Saved data entries:
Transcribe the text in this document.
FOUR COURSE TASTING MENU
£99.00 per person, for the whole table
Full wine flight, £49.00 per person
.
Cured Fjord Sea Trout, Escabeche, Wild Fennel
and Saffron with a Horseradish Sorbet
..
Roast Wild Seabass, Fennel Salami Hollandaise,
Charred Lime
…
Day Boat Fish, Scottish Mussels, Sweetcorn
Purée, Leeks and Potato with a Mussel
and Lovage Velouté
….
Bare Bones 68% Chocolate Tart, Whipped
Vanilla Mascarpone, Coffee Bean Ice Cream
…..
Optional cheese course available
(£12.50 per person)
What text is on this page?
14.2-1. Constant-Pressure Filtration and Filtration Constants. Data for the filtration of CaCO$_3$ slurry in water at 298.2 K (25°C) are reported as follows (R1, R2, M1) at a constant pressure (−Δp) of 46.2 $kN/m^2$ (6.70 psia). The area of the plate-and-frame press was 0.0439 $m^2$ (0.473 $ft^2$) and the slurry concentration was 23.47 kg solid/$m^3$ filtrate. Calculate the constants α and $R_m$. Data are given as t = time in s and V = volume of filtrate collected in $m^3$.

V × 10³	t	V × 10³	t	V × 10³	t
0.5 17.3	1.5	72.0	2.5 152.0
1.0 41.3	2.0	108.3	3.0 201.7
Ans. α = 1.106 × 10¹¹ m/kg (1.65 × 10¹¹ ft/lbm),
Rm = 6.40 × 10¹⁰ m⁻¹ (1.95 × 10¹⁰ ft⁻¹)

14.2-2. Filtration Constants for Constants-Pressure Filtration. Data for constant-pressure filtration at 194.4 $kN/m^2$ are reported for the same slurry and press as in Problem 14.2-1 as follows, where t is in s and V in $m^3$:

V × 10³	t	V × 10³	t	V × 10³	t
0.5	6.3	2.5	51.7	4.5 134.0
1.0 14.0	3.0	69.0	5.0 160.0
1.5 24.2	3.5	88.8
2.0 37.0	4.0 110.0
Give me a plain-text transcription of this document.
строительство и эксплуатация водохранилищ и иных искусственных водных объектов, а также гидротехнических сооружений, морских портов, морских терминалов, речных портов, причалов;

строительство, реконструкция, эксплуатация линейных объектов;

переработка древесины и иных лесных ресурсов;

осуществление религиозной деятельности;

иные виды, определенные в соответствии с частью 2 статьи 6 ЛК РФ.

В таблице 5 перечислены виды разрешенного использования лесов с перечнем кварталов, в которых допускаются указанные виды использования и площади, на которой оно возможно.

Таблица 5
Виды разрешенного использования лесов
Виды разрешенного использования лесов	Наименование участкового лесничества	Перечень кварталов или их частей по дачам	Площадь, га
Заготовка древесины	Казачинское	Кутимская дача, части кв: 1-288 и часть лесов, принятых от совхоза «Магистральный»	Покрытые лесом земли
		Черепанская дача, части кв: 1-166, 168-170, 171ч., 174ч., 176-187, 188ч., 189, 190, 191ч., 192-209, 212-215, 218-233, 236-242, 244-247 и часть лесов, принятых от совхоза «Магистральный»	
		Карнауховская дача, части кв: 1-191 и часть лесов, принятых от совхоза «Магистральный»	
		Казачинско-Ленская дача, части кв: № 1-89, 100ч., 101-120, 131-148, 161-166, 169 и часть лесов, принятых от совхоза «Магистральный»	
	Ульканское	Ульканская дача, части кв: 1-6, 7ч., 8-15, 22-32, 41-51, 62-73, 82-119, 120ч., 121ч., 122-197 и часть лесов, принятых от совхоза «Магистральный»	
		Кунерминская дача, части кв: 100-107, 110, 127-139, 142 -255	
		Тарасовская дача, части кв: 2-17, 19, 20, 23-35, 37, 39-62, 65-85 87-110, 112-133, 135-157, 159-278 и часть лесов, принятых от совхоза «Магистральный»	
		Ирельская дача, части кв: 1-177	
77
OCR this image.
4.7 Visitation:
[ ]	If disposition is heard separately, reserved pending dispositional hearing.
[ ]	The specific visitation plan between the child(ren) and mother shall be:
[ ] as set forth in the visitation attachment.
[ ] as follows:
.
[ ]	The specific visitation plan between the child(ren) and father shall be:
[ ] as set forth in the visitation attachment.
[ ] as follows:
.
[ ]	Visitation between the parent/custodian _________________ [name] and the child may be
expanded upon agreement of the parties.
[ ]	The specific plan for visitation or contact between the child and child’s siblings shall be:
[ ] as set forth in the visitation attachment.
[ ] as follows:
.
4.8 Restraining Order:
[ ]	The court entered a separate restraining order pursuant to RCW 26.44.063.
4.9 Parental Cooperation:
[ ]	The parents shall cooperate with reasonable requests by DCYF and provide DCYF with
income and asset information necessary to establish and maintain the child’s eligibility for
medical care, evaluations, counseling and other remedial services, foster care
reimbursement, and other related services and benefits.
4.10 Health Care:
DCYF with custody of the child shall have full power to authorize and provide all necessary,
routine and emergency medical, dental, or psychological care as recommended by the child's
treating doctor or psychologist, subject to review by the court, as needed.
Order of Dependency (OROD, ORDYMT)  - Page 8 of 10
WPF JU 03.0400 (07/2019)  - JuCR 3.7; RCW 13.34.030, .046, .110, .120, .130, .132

Exercise requirements: Copy out all of the records above with nothing altered.

Reply to the task:
Transcribe the text in this document.
FOUR COURSE TASTING MENU
£99.00 per person, for the whole table
Full wine flight, £49.00 per person
.
Cured Fjord Sea Trout, Escabeche, Wild Fennel
and Saffron with a Horseradish Sorbet
..
Roast Wild Seabass, Fennel Salami Hollandaise,
Charred Lime
…
Day Boat Fish, Scottish Mussels, Sweetcorn
Purée, Leeks and Potato with a Mussel
and Lovage Velouté
….
Bare Bones 68% Chocolate Tart, Whipped
Vanilla Mascarpone, Coffee Bean Ice Cream
…..
Optional cheese course available
(£12.50 per person)
What text is on this page?
14.2-1. Constant-Pressure Filtration and Filtration Constants. Data for the filtration of CaCO$_3$ slurry in water at 298.2 K (25°C) are reported as follows (R1, R2, M1) at a constant pressure (−Δp) of 46.2 $kN/m^2$ (6.70 psia). The area of the plate-and-frame press was 0.0439 $m^2$ (0.473 $ft^2$) and the slurry concentration was 23.47 kg solid/$m^3$ filtrate. Calculate the constants α and $R_m$. Data are given as t = time in s and V = volume of filtrate collected in $m^3$.

V × 10³	t	V × 10³	t	V × 10³	t
0.5 17.3	1.5	72.0	2.5 152.0
1.0 41.3	2.0	108.3	3.0 201.7
Ans. α = 1.106 × 10¹¹ m/kg (1.65 × 10¹¹ ft/lbm),
Rm = 6.40 × 10¹⁰ m⁻¹ (1.95 × 10¹⁰ ft⁻¹)

14.2-2. Filtration Constants for Constants-Pressure Filtration. Data for constant-pressure filtration at 194.4 $kN/m^2$ are reported for the same slurry and press as in Problem 14.2-1 as follows, where t is in s and V in $m^3$:

V × 10³	t	V × 10³	t	V × 10³	t
0.5	6.3	2.5	51.7	4.5 134.0
1.0 14.0	3.0	69.0	5.0 160.0
1.5 24.2	3.5	88.8
2.0 37.0	4.0 110.0
Give me a plain-text transcription of this document.
строительство и эксплуатация водохранилищ и иных искусственных водных объектов, а также гидротехнических сооружений, морских портов, морских терминалов, речных портов, причалов;

строительство, реконструкция, эксплуатация линейных объектов;

переработка древесины и иных лесных ресурсов;

осуществление религиозной деятельности;

иные виды, определенные в соответствии с частью 2 статьи 6 ЛК РФ.

В таблице 5 перечислены виды разрешенного использования лесов с перечнем кварталов, в которых допускаются указанные виды использования и площади, на которой оно возможно.

Таблица 5
Виды разрешенного использования лесов
Виды разрешенного использования лесов	Наименование участкового лесничества	Перечень кварталов или их частей по дачам	Площадь, га
Заготовка древесины	Казачинское	Кутимская дача, части кв: 1-288 и часть лесов, принятых от совхоза «Магистральный»	Покрытые лесом земли
		Черепанская дача, части кв: 1-166, 168-170, 171ч., 174ч., 176-187, 188ч., 189, 190, 191ч., 192-209, 212-215, 218-233, 236-242, 244-247 и часть лесов, принятых от совхоза «Магистральный»	
		Карнауховская дача, части кв: 1-191 и часть лесов, принятых от совхоза «Магистральный»	
		Казачинско-Ленская дача, части кв: № 1-89, 100ч., 101-120, 131-148, 161-166, 169 и часть лесов, принятых от совхоза «Магистральный»	
	Ульканское	Ульканская дача, части кв: 1-6, 7ч., 8-15, 22-32, 41-51, 62-73, 82-119, 120ч., 121ч., 122-197 и часть лесов, принятых от совхоза «Магистральный»	
		Кунерминская дача, части кв: 100-107, 110, 127-139, 142 -255	
		Тарасовская дача, части кв: 2-17, 19, 20, 23-35, 37, 39-62, 65-85 87-110, 112-133, 135-157, 159-278 и часть лесов, принятых от совхоза «Магистральный»	
		Ирельская дача, части кв: 1-177	
77
OCR this image.
4.7 Visitation:
[ ]	If disposition is heard separately, reserved pending dispositional hearing.
[ ]	The specific visitation plan between the child(ren) and mother shall be:
[ ] as set forth in the visitation attachment.
[ ] as follows:
.
[ ]	The specific visitation plan between the child(ren) and father shall be:
[ ] as set forth in the visitation attachment.
[ ] as follows:
.
[ ]	Visitation between the parent/custodian _________________ [name] and the child may be
expanded upon agreement of the parties.
[ ]	The specific plan for visitation or contact between the child and child’s siblings shall be:
[ ] as set forth in the visitation attachment.
[ ] as follows:
.
4.8 Restraining Order:
[ ]	The court entered a separate restraining order pursuant to RCW 26.44.063.
4.9 Parental Cooperation:
[ ]	The parents shall cooperate with reasonable requests by DCYF and provide DCYF with
income and asset information necessary to establish and maintain the child’s eligibility for
medical care, evaluations, counseling and other remedial services, foster care
reimbursement, and other related services and benefits.
4.10 Health Care:
DCYF with custody of the child shall have full power to authorize and provide all necessary,
routine and emergency medical, dental, or psychological care as recommended by the child's
treating doctor or psychologist, subject to review by the court, as needed.
Order of Dependency (OROD, ORDYMT)  - Page 8 of 10
WPF JU 03.0400 (07/2019)  - JuCR 3.7; RCW 13.34.030, .046, .110, .120, .130, .132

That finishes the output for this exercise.